→ **Data provided**
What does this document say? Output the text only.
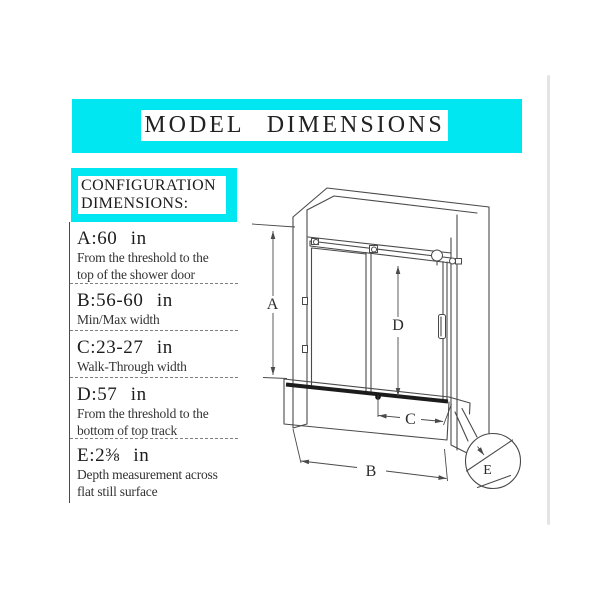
MODEL DIMENSIONS
CONFIGURATION
DIMENSIONS:
A:60 in
From the threshold to the
top of the shower door
B:56-60 in
Min/Max width
C:23-27 in
Walk-Through width
D:57 in
From the threshold to the
bottom of top track
E:2⅜ in
Depth measurement across
flat still surface
E
A
D
C
B
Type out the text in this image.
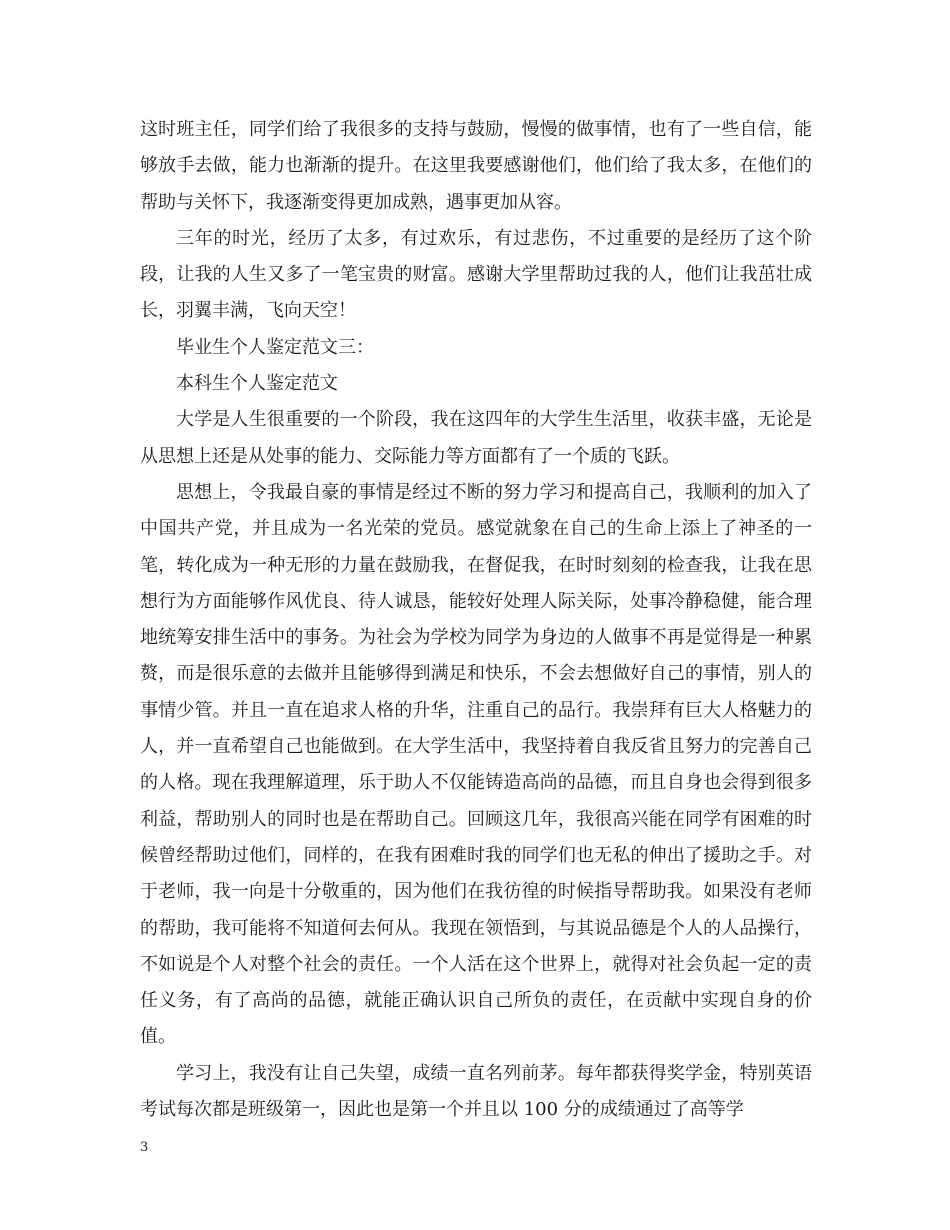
这时班主任，同学们给了我很多的支持与鼓励，慢慢的做事情，也有了一些自信，能够放手去做，能力也渐渐的提升。在这里我要感谢他们，他们给了我太多，在他们的帮助与关怀下，我逐渐变得更加成熟，遇事更加从容。

三年的时光，经历了太多，有过欢乐，有过悲伤，不过重要的是经历了这个阶段，让我的人生又多了一笔宝贵的财富。感谢大学里帮助过我的人，他们让我茁壮成长，羽翼丰满，飞向天空！

毕业生个人鉴定范文三：

本科生个人鉴定范文

大学是人生很重要的一个阶段，我在这四年的大学生生活里，收获丰盛，无论是从思想上还是从处事的能力、交际能力等方面都有了一个质的飞跃。

思想上，令我最自豪的事情是经过不断的努力学习和提高自己，我顺利的加入了中国共产党，并且成为一名光荣的党员。感觉就象在自己的生命上添上了神圣的一笔，转化成为一种无形的力量在鼓励我，在督促我，在时时刻刻的检查我，让我在思想行为方面能够作风优良、待人诚恳，能较好处理人际关际，处事冷静稳健，能合理地统筹安排生活中的事务。为社会为学校为同学为身边的人做事不再是觉得是一种累赘，而是很乐意的去做并且能够得到满足和快乐，不会去想做好自己的事情，别人的事情少管。并且一直在追求人格的升华，注重自己的品行。我崇拜有巨大人格魅力的人，并一直希望自己也能做到。在大学生活中，我坚持着自我反省且努力的完善自己的人格。现在我理解道理，乐于助人不仅能铸造高尚的品德，而且自身也会得到很多利益，帮助别人的同时也是在帮助自己。回顾这几年，我很高兴能在同学有困难的时候曾经帮助过他们，同样的，在我有困难时我的同学们也无私的伸出了援助之手。对于老师，我一向是十分敬重的，因为他们在我彷徨的时候指导帮助我。如果没有老师的帮助，我可能将不知道何去何从。我现在领悟到，与其说品德是个人的人品操行，不如说是个人对整个社会的责任。一个人活在这个世界上，就得对社会负起一定的责任义务，有了高尚的品德，就能正确认识自己所负的责任，在贡献中实现自身的价值。

学习上，我没有让自己失望，成绩一直名列前茅。每年都获得奖学金，特别英语考试每次都是班级第一，因此也是第一个并且以 100 分的成绩通过了高等学

3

→ **Given instruction**
Whichever lines contain the string "this", select and copy them.

→ **Exercise output**
What does this document say? Output the text only.
Type out the text in this image.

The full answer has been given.